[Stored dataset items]
========================

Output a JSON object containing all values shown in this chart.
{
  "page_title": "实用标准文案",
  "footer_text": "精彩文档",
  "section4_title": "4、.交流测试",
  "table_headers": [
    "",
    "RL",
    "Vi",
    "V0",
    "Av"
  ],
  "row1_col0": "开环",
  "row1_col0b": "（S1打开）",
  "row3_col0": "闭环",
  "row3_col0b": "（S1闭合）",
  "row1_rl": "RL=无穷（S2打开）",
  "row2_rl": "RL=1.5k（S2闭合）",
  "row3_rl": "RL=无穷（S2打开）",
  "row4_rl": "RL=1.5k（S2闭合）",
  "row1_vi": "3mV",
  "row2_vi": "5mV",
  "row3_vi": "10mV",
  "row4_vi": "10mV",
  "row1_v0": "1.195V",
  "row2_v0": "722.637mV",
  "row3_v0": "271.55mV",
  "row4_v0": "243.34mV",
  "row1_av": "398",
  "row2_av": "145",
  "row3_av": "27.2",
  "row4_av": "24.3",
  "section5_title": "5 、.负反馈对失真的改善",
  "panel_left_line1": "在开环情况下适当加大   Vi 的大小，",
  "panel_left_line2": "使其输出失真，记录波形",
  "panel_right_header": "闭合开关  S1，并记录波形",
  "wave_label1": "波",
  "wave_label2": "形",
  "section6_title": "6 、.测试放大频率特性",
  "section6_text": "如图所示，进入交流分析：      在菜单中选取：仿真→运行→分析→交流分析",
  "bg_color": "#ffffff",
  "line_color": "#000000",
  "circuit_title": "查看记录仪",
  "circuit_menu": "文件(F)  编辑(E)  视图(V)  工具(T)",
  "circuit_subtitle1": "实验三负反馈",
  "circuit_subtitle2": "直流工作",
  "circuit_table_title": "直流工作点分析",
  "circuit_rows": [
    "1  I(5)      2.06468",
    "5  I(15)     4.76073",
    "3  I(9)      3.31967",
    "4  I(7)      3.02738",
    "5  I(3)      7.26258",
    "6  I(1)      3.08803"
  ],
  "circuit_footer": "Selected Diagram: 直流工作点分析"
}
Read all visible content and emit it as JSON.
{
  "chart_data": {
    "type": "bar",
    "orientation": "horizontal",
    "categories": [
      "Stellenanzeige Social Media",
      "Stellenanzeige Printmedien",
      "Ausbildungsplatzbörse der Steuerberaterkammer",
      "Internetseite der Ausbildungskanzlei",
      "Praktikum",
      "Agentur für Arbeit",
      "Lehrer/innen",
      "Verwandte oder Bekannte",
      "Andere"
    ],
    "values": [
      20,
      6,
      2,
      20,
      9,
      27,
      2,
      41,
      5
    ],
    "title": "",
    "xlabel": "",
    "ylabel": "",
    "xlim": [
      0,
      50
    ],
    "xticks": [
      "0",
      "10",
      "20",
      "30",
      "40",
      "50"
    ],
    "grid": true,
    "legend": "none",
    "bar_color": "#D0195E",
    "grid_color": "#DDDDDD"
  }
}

========================

SET EXERCISE> Extract the full listing above without altering anything.

RIGHT ANSWER>
Output a JSON object containing all values shown in this chart.
{
  "page_title": "实用标准文案",
  "footer_text": "精彩文档",
  "section4_title": "4、.交流测试",
  "table_headers": [
    "",
    "RL",
    "Vi",
    "V0",
    "Av"
  ],
  "row1_col0": "开环",
  "row1_col0b": "（S1打开）",
  "row3_col0": "闭环",
  "row3_col0b": "（S1闭合）",
  "row1_rl": "RL=无穷（S2打开）",
  "row2_rl": "RL=1.5k（S2闭合）",
  "row3_rl": "RL=无穷（S2打开）",
  "row4_rl": "RL=1.5k（S2闭合）",
  "row1_vi": "3mV",
  "row2_vi": "5mV",
  "row3_vi": "10mV",
  "row4_vi": "10mV",
  "row1_v0": "1.195V",
  "row2_v0": "722.637mV",
  "row3_v0": "271.55mV",
  "row4_v0": "243.34mV",
  "row1_av": "398",
  "row2_av": "145",
  "row3_av": "27.2",
  "row4_av": "24.3",
  "section5_title": "5 、.负反馈对失真的改善",
  "panel_left_line1": "在开环情况下适当加大   Vi 的大小，",
  "panel_left_line2": "使其输出失真，记录波形",
  "panel_right_header": "闭合开关  S1，并记录波形",
  "wave_label1": "波",
  "wave_label2": "形",
  "section6_title": "6 、.测试放大频率特性",
  "section6_text": "如图所示，进入交流分析：      在菜单中选取：仿真→运行→分析→交流分析",
  "bg_color": "#ffffff",
  "line_color": "#000000",
  "circuit_title": "查看记录仪",
  "circuit_menu": "文件(F)  编辑(E)  视图(V)  工具(T)",
  "circuit_subtitle1": "实验三负反馈",
  "circuit_subtitle2": "直流工作",
  "circuit_table_title": "直流工作点分析",
  "circuit_rows": [
    "1  I(5)      2.06468",
    "5  I(15)     4.76073",
    "3  I(9)      3.31967",
    "4  I(7)      3.02738",
    "5  I(3)      7.26258",
    "6  I(1)      3.08803"
  ],
  "circuit_footer": "Selected Diagram: 直流工作点分析"
}
Read all visible content and emit it as JSON.
{
  "chart_data": {
    "type": "bar",
    "orientation": "horizontal",
    "categories": [
      "Stellenanzeige Social Media",
      "Stellenanzeige Printmedien",
      "Ausbildungsplatzbörse der Steuerberaterkammer",
      "Internetseite der Ausbildungskanzlei",
      "Praktikum",
      "Agentur für Arbeit",
      "Lehrer/innen",
      "Verwandte oder Bekannte",
      "Andere"
    ],
    "values": [
      20,
      6,
      2,
      20,
      9,
      27,
      2,
      41,
      5
    ],
    "title": "",
    "xlabel": "",
    "ylabel": "",
    "xlim": [
      0,
      50
    ],
    "xticks": [
      "0",
      "10",
      "20",
      "30",
      "40",
      "50"
    ],
    "grid": true,
    "legend": "none",
    "bar_color": "#D0195E",
    "grid_color": "#DDDDDD"
  }
}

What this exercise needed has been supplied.